### SET EXERCISE
Each line in the entries below that holds the string "States" is to be listed.

### GIVEN RECORDS
Begin
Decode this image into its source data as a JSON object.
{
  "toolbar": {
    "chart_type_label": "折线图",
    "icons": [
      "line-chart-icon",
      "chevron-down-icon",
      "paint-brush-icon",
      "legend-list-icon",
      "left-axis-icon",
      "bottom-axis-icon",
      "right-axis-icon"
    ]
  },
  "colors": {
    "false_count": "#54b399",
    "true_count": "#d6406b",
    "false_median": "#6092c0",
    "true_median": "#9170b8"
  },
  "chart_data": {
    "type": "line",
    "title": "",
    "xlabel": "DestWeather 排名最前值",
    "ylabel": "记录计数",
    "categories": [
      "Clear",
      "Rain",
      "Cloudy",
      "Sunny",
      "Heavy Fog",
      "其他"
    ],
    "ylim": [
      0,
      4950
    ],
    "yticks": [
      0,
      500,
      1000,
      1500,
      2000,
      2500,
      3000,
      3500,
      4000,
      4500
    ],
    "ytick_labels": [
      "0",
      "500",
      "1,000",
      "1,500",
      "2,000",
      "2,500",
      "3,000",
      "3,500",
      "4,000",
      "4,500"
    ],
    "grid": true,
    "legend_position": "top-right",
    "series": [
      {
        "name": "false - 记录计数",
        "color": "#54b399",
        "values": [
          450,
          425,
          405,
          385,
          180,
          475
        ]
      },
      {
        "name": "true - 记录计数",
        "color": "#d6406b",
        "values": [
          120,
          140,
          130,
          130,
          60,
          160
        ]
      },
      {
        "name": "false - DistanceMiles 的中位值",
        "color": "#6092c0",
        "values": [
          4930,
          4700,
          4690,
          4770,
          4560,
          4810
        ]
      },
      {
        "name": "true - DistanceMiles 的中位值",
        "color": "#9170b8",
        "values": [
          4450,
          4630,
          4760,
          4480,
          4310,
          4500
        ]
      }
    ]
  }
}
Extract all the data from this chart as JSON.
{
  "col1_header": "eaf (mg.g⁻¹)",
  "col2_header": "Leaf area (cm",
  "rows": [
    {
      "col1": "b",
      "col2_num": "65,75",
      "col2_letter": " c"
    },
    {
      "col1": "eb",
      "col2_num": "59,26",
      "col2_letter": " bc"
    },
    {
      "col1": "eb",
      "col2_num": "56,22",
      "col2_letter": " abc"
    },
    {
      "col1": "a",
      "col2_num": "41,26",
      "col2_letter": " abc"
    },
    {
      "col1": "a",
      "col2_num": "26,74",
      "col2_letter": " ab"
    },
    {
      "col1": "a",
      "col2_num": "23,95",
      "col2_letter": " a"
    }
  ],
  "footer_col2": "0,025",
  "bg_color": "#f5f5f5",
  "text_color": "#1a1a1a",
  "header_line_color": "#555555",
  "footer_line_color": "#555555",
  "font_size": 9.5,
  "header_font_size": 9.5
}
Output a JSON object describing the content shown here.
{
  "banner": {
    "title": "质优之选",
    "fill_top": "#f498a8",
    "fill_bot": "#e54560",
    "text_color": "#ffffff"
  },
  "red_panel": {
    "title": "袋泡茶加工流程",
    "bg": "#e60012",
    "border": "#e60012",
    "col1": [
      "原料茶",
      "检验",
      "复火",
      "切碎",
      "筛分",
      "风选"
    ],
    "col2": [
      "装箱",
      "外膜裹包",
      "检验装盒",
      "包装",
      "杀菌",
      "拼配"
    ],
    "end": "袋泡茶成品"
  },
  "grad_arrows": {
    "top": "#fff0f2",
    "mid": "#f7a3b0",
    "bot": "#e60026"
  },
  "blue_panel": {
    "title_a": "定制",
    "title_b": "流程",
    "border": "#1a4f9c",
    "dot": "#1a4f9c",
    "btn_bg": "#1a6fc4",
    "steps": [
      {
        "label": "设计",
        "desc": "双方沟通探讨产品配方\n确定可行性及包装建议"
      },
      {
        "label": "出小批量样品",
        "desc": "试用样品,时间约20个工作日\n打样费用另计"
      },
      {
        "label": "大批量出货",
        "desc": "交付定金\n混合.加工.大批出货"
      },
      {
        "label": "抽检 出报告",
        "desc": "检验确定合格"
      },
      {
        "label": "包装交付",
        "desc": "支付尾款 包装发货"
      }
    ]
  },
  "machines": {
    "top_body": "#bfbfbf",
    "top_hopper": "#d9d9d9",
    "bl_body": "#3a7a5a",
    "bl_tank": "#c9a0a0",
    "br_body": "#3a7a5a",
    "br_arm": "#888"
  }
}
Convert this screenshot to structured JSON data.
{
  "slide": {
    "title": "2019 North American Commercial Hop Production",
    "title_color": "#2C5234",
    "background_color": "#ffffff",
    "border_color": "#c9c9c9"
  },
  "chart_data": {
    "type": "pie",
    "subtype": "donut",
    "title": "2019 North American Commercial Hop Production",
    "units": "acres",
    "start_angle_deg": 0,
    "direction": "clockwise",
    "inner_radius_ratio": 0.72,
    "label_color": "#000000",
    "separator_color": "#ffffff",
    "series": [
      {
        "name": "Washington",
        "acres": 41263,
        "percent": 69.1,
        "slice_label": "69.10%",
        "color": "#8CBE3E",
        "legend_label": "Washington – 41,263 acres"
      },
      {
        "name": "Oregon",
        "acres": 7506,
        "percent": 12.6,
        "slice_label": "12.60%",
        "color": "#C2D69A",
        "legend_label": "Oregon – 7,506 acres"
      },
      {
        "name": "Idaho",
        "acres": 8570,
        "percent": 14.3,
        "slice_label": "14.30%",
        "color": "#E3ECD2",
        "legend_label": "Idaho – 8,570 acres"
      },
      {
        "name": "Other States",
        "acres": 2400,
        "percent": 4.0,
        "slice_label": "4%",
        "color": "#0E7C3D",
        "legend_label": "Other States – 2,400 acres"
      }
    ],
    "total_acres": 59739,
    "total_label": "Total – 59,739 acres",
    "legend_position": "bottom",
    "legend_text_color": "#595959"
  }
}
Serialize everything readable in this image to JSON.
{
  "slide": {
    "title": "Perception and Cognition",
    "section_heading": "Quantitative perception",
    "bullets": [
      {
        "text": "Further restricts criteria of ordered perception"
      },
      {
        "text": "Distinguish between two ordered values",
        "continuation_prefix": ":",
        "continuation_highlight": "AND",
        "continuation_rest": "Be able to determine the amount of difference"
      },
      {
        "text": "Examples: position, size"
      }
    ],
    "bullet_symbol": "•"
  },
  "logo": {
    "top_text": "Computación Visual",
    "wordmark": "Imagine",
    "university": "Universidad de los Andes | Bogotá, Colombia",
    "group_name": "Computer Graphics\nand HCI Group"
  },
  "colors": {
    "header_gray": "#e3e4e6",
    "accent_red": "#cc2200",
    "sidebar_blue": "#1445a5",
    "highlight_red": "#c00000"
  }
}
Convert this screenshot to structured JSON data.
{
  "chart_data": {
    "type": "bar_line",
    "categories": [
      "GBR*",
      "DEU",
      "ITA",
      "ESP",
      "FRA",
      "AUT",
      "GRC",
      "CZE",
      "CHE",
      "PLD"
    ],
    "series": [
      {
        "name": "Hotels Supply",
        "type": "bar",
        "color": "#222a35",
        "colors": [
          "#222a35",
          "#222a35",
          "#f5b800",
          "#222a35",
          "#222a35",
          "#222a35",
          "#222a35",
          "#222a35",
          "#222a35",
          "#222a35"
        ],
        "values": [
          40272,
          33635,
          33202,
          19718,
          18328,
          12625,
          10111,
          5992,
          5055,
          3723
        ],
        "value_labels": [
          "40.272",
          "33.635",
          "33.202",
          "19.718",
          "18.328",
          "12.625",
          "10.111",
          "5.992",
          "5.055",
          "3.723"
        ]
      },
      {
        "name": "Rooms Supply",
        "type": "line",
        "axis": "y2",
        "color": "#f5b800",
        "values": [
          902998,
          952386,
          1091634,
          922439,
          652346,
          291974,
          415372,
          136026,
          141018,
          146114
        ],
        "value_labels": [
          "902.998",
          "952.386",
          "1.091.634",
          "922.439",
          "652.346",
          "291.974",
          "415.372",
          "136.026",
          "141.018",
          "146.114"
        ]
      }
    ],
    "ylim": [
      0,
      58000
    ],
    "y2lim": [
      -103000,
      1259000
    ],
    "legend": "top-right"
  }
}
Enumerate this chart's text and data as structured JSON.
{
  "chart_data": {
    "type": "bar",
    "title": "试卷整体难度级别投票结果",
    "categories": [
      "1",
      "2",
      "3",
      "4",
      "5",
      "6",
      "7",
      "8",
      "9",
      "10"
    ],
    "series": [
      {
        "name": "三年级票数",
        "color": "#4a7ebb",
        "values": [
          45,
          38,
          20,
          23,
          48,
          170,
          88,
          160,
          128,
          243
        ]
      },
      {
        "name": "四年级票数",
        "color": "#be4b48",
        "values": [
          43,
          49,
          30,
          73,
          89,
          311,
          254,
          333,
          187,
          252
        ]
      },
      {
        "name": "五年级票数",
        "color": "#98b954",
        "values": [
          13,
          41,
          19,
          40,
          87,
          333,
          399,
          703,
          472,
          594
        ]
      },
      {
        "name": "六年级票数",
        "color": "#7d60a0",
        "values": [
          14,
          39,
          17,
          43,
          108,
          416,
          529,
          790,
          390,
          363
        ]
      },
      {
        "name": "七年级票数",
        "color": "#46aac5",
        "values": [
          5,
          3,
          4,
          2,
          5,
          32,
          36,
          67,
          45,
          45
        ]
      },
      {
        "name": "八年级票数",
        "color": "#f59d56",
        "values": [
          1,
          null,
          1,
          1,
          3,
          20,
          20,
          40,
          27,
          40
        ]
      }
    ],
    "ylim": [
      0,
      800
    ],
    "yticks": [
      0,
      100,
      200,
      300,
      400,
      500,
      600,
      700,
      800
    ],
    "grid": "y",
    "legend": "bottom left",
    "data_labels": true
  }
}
End
### ANSWER TO THIS EXERCISE
        "name": "Other States",
        "legend_label": "Other States – 2,400 acres"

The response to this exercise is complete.